Task brief: Reproduce the material below line for line, with no changes to any wording, number or order.

Records to use:
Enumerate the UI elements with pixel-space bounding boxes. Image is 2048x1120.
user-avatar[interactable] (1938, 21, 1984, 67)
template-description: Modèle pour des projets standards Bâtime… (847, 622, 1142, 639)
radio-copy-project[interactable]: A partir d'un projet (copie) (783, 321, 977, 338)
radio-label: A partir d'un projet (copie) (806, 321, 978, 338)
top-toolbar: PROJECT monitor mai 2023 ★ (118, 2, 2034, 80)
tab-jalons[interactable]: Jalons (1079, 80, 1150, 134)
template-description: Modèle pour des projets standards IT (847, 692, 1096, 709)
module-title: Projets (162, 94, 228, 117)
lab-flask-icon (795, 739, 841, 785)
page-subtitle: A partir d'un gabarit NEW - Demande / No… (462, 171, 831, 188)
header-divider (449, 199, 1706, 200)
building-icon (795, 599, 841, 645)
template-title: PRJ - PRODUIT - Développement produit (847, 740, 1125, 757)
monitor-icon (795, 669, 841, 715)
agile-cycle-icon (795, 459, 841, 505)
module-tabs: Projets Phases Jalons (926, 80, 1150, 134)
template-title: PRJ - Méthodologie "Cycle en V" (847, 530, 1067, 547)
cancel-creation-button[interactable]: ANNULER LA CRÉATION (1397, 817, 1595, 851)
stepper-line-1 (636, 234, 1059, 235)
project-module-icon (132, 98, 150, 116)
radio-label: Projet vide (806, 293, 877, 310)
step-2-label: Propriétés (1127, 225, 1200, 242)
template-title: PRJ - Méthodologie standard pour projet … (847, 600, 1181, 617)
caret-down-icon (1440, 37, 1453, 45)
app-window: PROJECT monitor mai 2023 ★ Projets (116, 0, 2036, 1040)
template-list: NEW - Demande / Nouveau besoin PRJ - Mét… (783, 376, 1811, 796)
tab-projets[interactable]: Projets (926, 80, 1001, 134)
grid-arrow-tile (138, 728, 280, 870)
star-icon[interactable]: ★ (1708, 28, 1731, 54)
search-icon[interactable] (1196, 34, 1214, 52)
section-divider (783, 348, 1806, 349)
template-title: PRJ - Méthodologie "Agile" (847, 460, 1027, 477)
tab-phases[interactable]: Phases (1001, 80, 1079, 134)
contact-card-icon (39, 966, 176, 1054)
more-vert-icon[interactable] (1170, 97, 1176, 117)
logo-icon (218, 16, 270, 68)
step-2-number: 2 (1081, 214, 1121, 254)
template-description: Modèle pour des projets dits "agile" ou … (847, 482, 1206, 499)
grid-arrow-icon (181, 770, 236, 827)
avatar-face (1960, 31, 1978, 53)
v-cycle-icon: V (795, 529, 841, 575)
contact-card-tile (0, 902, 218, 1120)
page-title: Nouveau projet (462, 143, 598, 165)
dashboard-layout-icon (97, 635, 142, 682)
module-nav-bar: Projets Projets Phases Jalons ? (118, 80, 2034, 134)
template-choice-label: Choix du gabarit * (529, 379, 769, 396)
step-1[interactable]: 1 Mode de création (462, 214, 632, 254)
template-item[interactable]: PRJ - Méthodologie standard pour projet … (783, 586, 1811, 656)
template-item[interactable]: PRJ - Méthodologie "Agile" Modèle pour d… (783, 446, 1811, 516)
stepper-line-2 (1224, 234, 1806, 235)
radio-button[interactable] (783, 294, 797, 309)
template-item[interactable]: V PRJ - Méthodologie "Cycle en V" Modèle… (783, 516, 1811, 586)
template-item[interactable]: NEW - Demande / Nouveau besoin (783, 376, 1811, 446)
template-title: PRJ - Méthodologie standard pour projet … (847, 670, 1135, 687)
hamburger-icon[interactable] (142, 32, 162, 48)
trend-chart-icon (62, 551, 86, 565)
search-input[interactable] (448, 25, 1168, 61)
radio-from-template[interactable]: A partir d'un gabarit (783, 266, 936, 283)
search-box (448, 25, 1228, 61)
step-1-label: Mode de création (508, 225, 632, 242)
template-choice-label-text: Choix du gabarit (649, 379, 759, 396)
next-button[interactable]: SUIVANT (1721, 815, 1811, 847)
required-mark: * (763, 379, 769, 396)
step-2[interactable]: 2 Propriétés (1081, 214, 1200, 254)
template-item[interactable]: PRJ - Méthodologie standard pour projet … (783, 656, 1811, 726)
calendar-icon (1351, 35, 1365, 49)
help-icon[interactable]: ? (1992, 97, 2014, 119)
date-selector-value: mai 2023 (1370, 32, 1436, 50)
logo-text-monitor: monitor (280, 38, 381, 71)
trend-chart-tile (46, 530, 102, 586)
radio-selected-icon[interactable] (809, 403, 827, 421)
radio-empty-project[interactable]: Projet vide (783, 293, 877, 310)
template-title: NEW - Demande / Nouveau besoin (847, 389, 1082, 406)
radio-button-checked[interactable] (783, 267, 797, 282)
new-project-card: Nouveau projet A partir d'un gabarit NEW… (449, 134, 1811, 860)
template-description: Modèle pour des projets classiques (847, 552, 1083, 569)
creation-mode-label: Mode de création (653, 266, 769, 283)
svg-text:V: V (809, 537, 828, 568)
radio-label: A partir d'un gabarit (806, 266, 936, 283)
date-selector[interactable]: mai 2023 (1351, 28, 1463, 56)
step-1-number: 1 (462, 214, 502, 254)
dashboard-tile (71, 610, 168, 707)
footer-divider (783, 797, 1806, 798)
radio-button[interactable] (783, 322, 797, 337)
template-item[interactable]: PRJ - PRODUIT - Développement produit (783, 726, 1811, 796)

Exercise solution:
Enumerate the UI elements with pixel-space bounding boxes. Image is 2048x1120.
user-avatar[interactable] (1938, 21, 1984, 67)
template-description: Modèle pour des projets standards Bâtime… (847, 622, 1142, 639)
radio-copy-project[interactable]: A partir d'un projet (copie) (783, 321, 977, 338)
radio-label: A partir d'un projet (copie) (806, 321, 978, 338)
top-toolbar: PROJECT monitor mai 2023 ★ (118, 2, 2034, 80)
tab-jalons[interactable]: Jalons (1079, 80, 1150, 134)
template-description: Modèle pour des projets standards IT (847, 692, 1096, 709)
module-title: Projets (162, 94, 228, 117)
lab-flask-icon (795, 739, 841, 785)
page-subtitle: A partir d'un gabarit NEW - Demande / No… (462, 171, 831, 188)
header-divider (449, 199, 1706, 200)
building-icon (795, 599, 841, 645)
template-title: PRJ - PRODUIT - Développement produit (847, 740, 1125, 757)
monitor-icon (795, 669, 841, 715)
agile-cycle-icon (795, 459, 841, 505)
module-tabs: Projets Phases Jalons (926, 80, 1150, 134)
template-title: PRJ - Méthodologie "Cycle en V" (847, 530, 1067, 547)
cancel-creation-button[interactable]: ANNULER LA CRÉATION (1397, 817, 1595, 851)
stepper-line-1 (636, 234, 1059, 235)
project-module-icon (132, 98, 150, 116)
radio-label: Projet vide (806, 293, 877, 310)
step-2-label: Propriétés (1127, 225, 1200, 242)
template-title: PRJ - Méthodologie standard pour projet … (847, 600, 1181, 617)
caret-down-icon (1440, 37, 1453, 45)
app-window: PROJECT monitor mai 2023 ★ Projets (116, 0, 2036, 1040)
template-list: NEW - Demande / Nouveau besoin PRJ - Mét… (783, 376, 1811, 796)
tab-projets[interactable]: Projets (926, 80, 1001, 134)
grid-arrow-tile (138, 728, 280, 870)
star-icon[interactable]: ★ (1708, 28, 1731, 54)
search-icon[interactable] (1196, 34, 1214, 52)
section-divider (783, 348, 1806, 349)
template-title: PRJ - Méthodologie "Agile" (847, 460, 1027, 477)
tab-phases[interactable]: Phases (1001, 80, 1079, 134)
contact-card-icon (39, 966, 176, 1054)
more-vert-icon[interactable] (1170, 97, 1176, 117)
logo-icon (218, 16, 270, 68)
step-2-number: 2 (1081, 214, 1121, 254)
template-description: Modèle pour des projets dits "agile" ou … (847, 482, 1206, 499)
grid-arrow-icon (181, 770, 236, 827)
avatar-face (1960, 31, 1978, 53)
v-cycle-icon: V (795, 529, 841, 575)
contact-card-tile (0, 902, 218, 1120)
page-title: Nouveau projet (462, 143, 598, 165)
dashboard-layout-icon (97, 635, 142, 682)
module-nav-bar: Projets Projets Phases Jalons ? (118, 80, 2034, 134)
template-choice-label: Choix du gabarit * (529, 379, 769, 396)
step-1[interactable]: 1 Mode de création (462, 214, 632, 254)
template-item[interactable]: PRJ - Méthodologie standard pour projet … (783, 586, 1811, 656)
template-item[interactable]: PRJ - Méthodologie "Agile" Modèle pour d… (783, 446, 1811, 516)
stepper-line-2 (1224, 234, 1806, 235)
radio-button[interactable] (783, 294, 797, 309)
template-item[interactable]: V PRJ - Méthodologie "Cycle en V" Modèle… (783, 516, 1811, 586)
template-item[interactable]: NEW - Demande / Nouveau besoin (783, 376, 1811, 446)
template-title: PRJ - Méthodologie standard pour projet … (847, 670, 1135, 687)
hamburger-icon[interactable] (142, 32, 162, 48)
trend-chart-icon (62, 551, 86, 565)
search-input[interactable] (448, 25, 1168, 61)
radio-from-template[interactable]: A partir d'un gabarit (783, 266, 936, 283)
search-box (448, 25, 1228, 61)
step-1-label: Mode de création (508, 225, 632, 242)
template-choice-label-text: Choix du gabarit (649, 379, 759, 396)
next-button[interactable]: SUIVANT (1721, 815, 1811, 847)
required-mark: * (763, 379, 769, 396)
step-2[interactable]: 2 Propriétés (1081, 214, 1200, 254)
template-item[interactable]: PRJ - Méthodologie standard pour projet … (783, 656, 1811, 726)
calendar-icon (1351, 35, 1365, 49)
help-icon[interactable]: ? (1992, 97, 2014, 119)
date-selector-value: mai 2023 (1370, 32, 1436, 50)
logo-text-monitor: monitor (280, 38, 381, 71)
trend-chart-tile (46, 530, 102, 586)
radio-selected-icon[interactable] (809, 403, 827, 421)
radio-empty-project[interactable]: Projet vide (783, 293, 877, 310)
template-title: NEW - Demande / Nouveau besoin (847, 389, 1082, 406)
radio-button-checked[interactable] (783, 267, 797, 282)
new-project-card: Nouveau projet A partir d'un gabarit NEW… (449, 134, 1811, 860)
template-description: Modèle pour des projets classiques (847, 552, 1083, 569)
creation-mode-label: Mode de création (653, 266, 769, 283)
svg-text:V: V (809, 537, 828, 568)
radio-label: A partir d'un gabarit (806, 266, 936, 283)
date-selector[interactable]: mai 2023 (1351, 28, 1463, 56)
step-1-number: 1 (462, 214, 502, 254)
dashboard-tile (71, 610, 168, 707)
footer-divider (783, 797, 1806, 798)
radio-button[interactable] (783, 322, 797, 337)
template-item[interactable]: PRJ - PRODUIT - Développement produit (783, 726, 1811, 796)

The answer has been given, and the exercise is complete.